What is being asked:
Report every line of the records beneath this task that holds the string "Positive".

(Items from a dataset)
★ ★ ★ ★ ★
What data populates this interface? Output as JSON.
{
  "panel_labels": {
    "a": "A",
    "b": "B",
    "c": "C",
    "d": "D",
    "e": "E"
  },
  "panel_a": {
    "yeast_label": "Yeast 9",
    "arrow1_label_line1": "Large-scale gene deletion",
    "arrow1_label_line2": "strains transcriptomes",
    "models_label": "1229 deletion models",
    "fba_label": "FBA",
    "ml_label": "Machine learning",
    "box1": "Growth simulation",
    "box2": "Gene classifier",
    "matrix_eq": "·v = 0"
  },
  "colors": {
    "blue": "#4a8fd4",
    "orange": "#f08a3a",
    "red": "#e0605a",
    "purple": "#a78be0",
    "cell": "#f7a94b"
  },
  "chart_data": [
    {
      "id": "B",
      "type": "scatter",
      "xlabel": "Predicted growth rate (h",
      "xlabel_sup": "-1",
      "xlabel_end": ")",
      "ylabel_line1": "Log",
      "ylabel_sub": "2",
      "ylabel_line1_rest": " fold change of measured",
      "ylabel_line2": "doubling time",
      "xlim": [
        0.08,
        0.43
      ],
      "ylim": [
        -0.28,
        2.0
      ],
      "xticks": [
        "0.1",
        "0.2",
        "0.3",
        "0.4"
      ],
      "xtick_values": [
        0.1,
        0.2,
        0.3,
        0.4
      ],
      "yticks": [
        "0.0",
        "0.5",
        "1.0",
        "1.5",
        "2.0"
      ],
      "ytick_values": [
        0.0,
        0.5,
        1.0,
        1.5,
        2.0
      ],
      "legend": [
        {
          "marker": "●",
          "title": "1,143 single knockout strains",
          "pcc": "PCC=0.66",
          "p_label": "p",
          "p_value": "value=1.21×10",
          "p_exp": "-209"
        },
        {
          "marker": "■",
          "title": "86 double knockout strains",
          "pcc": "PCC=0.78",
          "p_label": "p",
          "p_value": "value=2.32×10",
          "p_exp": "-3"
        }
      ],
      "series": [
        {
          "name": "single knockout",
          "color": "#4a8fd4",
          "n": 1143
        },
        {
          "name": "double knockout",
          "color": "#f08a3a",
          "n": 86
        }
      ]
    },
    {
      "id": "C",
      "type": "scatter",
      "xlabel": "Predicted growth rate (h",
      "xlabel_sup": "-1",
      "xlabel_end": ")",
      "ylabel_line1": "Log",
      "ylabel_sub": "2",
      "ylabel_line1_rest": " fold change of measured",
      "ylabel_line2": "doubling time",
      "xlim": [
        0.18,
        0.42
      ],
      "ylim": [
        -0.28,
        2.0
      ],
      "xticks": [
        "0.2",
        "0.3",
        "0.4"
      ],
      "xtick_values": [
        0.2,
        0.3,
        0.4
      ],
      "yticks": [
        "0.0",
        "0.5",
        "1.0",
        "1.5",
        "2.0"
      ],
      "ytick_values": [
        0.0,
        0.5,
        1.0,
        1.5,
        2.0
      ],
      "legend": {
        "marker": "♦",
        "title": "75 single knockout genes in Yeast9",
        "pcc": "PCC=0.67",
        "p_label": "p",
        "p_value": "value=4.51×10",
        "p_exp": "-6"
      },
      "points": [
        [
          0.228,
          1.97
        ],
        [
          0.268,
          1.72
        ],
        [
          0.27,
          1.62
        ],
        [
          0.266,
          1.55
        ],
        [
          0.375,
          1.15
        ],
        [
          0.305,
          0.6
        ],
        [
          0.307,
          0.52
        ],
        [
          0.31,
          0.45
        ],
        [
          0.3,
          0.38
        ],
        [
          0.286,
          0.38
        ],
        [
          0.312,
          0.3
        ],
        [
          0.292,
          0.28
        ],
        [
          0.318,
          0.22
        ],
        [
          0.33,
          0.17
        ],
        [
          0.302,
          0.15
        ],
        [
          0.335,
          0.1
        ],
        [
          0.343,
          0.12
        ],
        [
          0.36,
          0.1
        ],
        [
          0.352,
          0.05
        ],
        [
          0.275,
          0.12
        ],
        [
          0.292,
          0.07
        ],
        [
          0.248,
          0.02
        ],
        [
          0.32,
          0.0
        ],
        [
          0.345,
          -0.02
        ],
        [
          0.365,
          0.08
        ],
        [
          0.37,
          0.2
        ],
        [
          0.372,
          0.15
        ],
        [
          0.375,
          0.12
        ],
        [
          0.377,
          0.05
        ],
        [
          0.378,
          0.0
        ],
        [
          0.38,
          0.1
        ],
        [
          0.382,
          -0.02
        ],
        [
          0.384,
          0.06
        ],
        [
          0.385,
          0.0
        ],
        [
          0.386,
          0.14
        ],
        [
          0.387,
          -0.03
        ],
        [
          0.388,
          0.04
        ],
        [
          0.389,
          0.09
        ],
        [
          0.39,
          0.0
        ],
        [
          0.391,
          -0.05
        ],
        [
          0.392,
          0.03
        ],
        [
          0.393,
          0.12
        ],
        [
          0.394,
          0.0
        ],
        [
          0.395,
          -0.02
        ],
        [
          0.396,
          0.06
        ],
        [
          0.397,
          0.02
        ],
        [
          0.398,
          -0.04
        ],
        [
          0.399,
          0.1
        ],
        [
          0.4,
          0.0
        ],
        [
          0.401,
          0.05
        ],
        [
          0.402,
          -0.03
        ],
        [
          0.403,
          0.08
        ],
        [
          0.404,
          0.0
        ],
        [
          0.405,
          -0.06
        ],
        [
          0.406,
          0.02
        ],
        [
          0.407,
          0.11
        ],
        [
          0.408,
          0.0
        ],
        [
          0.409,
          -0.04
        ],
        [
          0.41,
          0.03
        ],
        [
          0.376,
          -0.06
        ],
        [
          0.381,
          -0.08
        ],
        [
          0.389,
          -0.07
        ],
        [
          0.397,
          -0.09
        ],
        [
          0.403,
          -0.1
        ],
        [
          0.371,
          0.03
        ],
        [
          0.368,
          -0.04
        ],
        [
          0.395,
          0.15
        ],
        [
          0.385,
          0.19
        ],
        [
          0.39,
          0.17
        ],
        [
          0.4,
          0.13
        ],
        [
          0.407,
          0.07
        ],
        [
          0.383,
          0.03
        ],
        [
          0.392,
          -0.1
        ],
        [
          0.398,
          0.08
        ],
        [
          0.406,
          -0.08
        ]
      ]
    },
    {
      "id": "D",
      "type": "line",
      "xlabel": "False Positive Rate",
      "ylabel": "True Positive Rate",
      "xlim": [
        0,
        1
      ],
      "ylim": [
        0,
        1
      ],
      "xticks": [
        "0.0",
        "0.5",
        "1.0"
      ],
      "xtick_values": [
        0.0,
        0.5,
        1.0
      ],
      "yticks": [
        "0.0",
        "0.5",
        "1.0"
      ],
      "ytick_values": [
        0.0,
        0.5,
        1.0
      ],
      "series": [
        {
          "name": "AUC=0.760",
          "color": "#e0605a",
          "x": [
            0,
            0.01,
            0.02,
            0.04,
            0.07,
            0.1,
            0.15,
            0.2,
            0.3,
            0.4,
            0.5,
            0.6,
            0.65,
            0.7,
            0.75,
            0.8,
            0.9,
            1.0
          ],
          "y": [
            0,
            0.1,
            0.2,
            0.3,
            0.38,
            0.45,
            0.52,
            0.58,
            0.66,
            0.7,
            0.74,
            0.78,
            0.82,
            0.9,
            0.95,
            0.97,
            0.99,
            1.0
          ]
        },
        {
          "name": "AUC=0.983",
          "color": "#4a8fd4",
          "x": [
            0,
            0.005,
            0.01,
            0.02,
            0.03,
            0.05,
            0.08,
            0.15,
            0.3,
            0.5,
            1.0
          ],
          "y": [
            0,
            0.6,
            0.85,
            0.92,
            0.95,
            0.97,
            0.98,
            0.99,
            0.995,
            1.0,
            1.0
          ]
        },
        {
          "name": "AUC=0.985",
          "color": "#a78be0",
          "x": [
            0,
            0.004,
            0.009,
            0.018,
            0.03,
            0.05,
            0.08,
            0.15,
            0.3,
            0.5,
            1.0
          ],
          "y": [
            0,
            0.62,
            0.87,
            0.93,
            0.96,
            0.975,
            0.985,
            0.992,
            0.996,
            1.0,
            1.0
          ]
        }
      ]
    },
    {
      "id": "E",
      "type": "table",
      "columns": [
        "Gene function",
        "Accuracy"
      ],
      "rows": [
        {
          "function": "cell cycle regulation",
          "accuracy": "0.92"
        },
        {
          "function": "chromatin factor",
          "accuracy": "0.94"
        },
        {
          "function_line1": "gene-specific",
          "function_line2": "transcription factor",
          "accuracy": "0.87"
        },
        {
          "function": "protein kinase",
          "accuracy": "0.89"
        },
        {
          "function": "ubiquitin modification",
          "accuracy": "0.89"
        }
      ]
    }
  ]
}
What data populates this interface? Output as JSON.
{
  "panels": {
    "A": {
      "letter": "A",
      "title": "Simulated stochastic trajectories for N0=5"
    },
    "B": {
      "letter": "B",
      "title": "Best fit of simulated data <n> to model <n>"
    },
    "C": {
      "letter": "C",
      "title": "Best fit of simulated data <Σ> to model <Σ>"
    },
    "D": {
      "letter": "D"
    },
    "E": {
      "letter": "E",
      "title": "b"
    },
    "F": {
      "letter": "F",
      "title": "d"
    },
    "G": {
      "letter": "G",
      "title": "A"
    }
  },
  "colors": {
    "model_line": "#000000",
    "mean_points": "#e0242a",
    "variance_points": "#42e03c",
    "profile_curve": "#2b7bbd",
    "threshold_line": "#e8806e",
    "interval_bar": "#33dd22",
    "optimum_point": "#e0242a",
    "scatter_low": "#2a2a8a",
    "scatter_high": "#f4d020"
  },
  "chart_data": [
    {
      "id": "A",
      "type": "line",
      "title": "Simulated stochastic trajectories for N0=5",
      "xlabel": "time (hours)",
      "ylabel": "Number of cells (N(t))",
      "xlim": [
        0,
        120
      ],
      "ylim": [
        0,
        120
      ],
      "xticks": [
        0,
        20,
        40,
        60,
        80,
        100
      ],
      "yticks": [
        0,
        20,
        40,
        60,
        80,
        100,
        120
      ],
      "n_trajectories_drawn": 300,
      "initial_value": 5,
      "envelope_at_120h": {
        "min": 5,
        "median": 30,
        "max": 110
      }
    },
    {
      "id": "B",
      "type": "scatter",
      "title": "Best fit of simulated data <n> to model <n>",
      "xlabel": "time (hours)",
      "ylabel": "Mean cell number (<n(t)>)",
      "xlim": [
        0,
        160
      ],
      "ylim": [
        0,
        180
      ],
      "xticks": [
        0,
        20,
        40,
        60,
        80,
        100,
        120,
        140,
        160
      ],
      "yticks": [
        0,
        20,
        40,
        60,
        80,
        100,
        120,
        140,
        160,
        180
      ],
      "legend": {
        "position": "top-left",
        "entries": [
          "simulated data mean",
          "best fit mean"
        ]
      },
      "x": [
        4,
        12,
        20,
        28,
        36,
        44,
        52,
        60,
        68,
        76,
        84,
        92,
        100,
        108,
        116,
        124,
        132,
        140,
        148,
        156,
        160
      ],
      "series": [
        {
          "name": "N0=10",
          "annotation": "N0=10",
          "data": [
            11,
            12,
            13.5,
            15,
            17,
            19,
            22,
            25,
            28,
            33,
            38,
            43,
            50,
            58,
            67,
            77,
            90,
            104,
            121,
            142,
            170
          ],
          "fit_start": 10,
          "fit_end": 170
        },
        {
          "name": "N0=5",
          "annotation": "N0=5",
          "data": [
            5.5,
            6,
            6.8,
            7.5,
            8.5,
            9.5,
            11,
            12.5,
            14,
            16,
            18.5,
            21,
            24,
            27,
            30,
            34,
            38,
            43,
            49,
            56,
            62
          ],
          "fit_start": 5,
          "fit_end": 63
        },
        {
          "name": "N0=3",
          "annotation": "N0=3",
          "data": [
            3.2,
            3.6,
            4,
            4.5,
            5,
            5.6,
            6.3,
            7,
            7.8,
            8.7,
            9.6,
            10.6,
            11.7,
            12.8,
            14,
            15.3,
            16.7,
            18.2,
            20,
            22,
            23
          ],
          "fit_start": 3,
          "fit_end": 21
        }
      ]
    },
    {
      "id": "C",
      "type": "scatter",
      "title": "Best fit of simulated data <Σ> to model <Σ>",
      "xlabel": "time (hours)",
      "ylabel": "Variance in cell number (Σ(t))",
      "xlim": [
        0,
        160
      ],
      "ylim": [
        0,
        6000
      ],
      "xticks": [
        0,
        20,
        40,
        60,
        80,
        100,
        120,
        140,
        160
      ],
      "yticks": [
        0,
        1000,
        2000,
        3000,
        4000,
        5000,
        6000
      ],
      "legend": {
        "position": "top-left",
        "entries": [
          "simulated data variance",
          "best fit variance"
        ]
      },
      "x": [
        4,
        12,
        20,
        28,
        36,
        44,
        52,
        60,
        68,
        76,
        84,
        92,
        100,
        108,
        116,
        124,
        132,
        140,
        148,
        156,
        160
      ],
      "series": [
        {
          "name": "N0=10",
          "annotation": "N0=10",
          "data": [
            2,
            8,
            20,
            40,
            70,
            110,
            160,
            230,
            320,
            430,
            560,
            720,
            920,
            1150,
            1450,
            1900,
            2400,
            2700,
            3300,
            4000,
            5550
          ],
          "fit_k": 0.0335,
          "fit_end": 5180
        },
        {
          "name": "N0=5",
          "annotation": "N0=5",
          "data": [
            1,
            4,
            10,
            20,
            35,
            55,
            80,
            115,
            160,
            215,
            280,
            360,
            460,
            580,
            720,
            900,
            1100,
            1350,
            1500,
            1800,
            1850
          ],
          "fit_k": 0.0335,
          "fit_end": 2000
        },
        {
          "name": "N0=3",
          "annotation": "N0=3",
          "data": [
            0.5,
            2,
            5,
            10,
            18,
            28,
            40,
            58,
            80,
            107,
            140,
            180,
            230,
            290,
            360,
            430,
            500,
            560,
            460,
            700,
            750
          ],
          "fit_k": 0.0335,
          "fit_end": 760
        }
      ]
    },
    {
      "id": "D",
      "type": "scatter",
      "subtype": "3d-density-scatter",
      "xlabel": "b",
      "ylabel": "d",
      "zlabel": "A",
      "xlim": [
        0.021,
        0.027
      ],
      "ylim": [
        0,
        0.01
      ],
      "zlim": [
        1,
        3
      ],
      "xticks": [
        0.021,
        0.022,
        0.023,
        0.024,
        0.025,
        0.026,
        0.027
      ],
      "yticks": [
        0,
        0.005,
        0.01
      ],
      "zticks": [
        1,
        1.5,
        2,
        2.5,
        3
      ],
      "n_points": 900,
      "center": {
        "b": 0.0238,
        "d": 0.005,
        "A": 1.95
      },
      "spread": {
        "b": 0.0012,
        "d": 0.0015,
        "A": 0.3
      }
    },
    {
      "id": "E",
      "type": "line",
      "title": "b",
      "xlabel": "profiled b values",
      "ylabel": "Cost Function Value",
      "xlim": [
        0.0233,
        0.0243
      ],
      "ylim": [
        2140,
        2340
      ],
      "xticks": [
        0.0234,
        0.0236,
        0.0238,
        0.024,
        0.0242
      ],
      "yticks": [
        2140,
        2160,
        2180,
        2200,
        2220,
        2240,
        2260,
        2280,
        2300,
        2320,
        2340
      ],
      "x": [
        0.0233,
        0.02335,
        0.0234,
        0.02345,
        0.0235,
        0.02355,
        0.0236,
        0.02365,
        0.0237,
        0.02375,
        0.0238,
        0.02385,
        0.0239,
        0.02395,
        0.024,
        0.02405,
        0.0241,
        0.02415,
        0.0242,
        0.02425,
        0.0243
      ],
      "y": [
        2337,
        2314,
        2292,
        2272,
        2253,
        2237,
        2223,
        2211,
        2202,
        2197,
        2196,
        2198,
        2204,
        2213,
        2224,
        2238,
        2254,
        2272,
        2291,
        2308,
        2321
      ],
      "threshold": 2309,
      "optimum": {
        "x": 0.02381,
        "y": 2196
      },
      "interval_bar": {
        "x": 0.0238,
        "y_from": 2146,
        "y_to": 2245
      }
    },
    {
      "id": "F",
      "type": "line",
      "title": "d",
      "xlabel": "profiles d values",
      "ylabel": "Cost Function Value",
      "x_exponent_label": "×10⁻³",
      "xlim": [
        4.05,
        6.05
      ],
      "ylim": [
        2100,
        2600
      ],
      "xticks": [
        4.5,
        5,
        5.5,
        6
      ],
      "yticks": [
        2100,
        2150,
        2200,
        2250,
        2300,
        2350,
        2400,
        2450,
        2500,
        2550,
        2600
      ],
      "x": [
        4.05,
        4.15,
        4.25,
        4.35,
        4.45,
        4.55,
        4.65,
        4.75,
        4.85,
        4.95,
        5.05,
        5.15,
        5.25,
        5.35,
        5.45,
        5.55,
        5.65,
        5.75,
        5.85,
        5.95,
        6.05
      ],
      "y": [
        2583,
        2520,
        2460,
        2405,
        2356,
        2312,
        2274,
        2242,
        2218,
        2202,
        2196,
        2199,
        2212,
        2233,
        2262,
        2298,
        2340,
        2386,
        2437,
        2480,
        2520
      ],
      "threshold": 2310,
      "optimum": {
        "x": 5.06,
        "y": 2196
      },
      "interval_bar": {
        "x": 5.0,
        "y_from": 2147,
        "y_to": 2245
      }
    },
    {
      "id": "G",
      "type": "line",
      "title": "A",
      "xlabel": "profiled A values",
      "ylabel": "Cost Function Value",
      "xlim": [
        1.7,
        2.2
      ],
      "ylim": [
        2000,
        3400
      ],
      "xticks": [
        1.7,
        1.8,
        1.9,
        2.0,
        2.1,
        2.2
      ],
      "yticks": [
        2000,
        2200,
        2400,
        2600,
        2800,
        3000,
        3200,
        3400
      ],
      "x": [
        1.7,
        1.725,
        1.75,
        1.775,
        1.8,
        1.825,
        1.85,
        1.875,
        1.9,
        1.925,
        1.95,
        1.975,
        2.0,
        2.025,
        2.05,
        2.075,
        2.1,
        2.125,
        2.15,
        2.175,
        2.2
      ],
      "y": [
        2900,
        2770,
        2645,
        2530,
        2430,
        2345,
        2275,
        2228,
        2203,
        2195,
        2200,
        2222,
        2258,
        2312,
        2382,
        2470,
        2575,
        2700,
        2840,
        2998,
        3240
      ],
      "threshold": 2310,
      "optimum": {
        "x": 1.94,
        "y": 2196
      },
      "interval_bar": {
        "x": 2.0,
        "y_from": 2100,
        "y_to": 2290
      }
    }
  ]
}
★ ★ ★ ★ ★
Final answer:
      "xlabel": "False Positive Rate",
      "ylabel": "True Positive Rate",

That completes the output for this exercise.